* _Your task_: Each entry below is to be written out exactly, and the pictures are to be left out.

(Records about charts and figures)
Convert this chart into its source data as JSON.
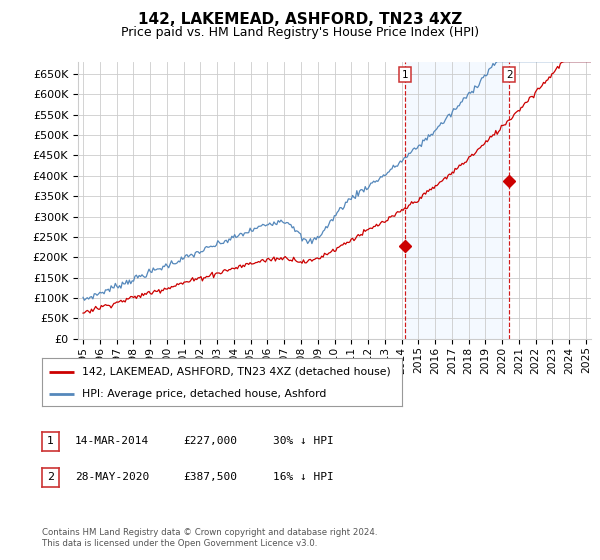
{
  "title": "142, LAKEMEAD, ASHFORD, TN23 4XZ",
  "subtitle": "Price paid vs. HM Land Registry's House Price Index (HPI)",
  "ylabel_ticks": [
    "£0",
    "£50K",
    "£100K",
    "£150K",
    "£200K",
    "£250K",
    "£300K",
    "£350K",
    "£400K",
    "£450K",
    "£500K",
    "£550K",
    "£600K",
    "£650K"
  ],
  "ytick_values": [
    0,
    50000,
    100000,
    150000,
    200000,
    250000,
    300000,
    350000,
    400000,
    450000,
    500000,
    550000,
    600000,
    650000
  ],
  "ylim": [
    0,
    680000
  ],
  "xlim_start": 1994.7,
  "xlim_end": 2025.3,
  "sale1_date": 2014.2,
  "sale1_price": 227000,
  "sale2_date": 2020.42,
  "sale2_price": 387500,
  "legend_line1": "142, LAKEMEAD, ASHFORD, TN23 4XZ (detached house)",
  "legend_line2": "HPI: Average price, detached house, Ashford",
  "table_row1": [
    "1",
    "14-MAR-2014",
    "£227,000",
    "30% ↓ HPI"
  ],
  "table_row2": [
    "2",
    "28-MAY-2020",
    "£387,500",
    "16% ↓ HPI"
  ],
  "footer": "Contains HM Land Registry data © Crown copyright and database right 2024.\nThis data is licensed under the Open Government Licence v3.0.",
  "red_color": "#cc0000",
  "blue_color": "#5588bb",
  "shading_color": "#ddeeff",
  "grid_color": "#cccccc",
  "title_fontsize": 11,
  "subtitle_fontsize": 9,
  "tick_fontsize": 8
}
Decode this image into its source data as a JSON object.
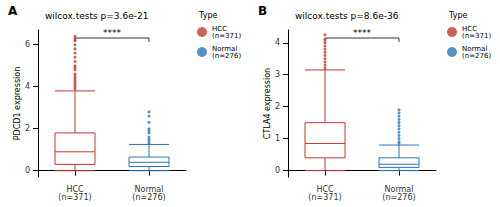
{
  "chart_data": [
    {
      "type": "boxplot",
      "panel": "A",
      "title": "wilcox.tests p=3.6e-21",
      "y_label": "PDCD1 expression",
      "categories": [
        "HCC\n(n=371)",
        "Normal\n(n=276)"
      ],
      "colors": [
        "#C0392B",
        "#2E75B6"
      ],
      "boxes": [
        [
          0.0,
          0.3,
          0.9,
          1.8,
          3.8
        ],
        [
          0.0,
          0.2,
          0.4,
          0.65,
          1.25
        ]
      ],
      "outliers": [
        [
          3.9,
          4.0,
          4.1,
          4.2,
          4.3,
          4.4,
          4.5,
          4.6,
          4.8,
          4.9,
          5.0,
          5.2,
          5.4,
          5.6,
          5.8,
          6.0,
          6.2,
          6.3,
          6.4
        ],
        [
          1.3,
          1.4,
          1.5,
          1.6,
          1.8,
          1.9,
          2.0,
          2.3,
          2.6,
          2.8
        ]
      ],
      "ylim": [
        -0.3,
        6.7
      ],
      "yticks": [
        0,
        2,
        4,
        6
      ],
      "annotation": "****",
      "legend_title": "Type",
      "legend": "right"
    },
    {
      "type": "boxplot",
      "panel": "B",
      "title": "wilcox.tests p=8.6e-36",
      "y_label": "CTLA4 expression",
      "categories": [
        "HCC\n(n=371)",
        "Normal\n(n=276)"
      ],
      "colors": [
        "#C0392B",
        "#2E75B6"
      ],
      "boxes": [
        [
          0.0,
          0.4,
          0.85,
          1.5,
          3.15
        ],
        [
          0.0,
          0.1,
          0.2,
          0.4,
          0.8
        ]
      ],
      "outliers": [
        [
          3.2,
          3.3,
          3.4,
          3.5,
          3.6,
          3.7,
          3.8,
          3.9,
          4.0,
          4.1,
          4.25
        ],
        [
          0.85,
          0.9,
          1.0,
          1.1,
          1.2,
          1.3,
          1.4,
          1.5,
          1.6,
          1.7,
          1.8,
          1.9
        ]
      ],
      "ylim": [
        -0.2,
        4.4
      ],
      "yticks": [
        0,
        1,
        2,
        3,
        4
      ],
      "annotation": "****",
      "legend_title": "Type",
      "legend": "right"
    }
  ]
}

* _Solution for this task_:
Convert this chart into its source data as JSON.
{
  "title": "142, LAKEMEAD, ASHFORD, TN23 4XZ",
  "subtitle": "Price paid vs. HM Land Registry's House Price Index (HPI)",
  "ylabel_ticks": [
    "£0",
    "£50K",
    "£100K",
    "£150K",
    "£200K",
    "£250K",
    "£300K",
    "£350K",
    "£400K",
    "£450K",
    "£500K",
    "£550K",
    "£600K",
    "£650K"
  ],
  "ytick_values": [
    0,
    50000,
    100000,
    150000,
    200000,
    250000,
    300000,
    350000,
    400000,
    450000,
    500000,
    550000,
    600000,
    650000
  ],
  "ylim": [
    0,
    680000
  ],
  "xlim_start": 1994.7,
  "xlim_end": 2025.3,
  "sale1_date": 2014.2,
  "sale1_price": 227000,
  "sale2_date": 2020.42,
  "sale2_price": 387500,
  "legend_line1": "142, LAKEMEAD, ASHFORD, TN23 4XZ (detached house)",
  "legend_line2": "HPI: Average price, detached house, Ashford",
  "table_row1": [
    "1",
    "14-MAR-2014",
    "£227,000",
    "30% ↓ HPI"
  ],
  "table_row2": [
    "2",
    "28-MAY-2020",
    "£387,500",
    "16% ↓ HPI"
  ],
  "footer": "Contains HM Land Registry data © Crown copyright and database right 2024.\nThis data is licensed under the Open Government Licence v3.0.",
  "red_color": "#cc0000",
  "blue_color": "#5588bb",
  "shading_color": "#ddeeff",
  "grid_color": "#cccccc",
  "title_fontsize": 11,
  "subtitle_fontsize": 9,
  "tick_fontsize": 8
}
Decode this image into its source data as a JSON object.
{
  "chart_data": [
    {
      "type": "boxplot",
      "panel": "A",
      "title": "wilcox.tests p=3.6e-21",
      "y_label": "PDCD1 expression",
      "categories": [
        "HCC\n(n=371)",
        "Normal\n(n=276)"
      ],
      "colors": [
        "#C0392B",
        "#2E75B6"
      ],
      "boxes": [
        [
          0.0,
          0.3,
          0.9,
          1.8,
          3.8
        ],
        [
          0.0,
          0.2,
          0.4,
          0.65,
          1.25
        ]
      ],
      "outliers": [
        [
          3.9,
          4.0,
          4.1,
          4.2,
          4.3,
          4.4,
          4.5,
          4.6,
          4.8,
          4.9,
          5.0,
          5.2,
          5.4,
          5.6,
          5.8,
          6.0,
          6.2,
          6.3,
          6.4
        ],
        [
          1.3,
          1.4,
          1.5,
          1.6,
          1.8,
          1.9,
          2.0,
          2.3,
          2.6,
          2.8
        ]
      ],
      "ylim": [
        -0.3,
        6.7
      ],
      "yticks": [
        0,
        2,
        4,
        6
      ],
      "annotation": "****",
      "legend_title": "Type",
      "legend": "right"
    },
    {
      "type": "boxplot",
      "panel": "B",
      "title": "wilcox.tests p=8.6e-36",
      "y_label": "CTLA4 expression",
      "categories": [
        "HCC\n(n=371)",
        "Normal\n(n=276)"
      ],
      "colors": [
        "#C0392B",
        "#2E75B6"
      ],
      "boxes": [
        [
          0.0,
          0.4,
          0.85,
          1.5,
          3.15
        ],
        [
          0.0,
          0.1,
          0.2,
          0.4,
          0.8
        ]
      ],
      "outliers": [
        [
          3.2,
          3.3,
          3.4,
          3.5,
          3.6,
          3.7,
          3.8,
          3.9,
          4.0,
          4.1,
          4.25
        ],
        [
          0.85,
          0.9,
          1.0,
          1.1,
          1.2,
          1.3,
          1.4,
          1.5,
          1.6,
          1.7,
          1.8,
          1.9
        ]
      ],
      "ylim": [
        -0.2,
        4.4
      ],
      "yticks": [
        0,
        1,
        2,
        3,
        4
      ],
      "annotation": "****",
      "legend_title": "Type",
      "legend": "right"
    }
  ]
}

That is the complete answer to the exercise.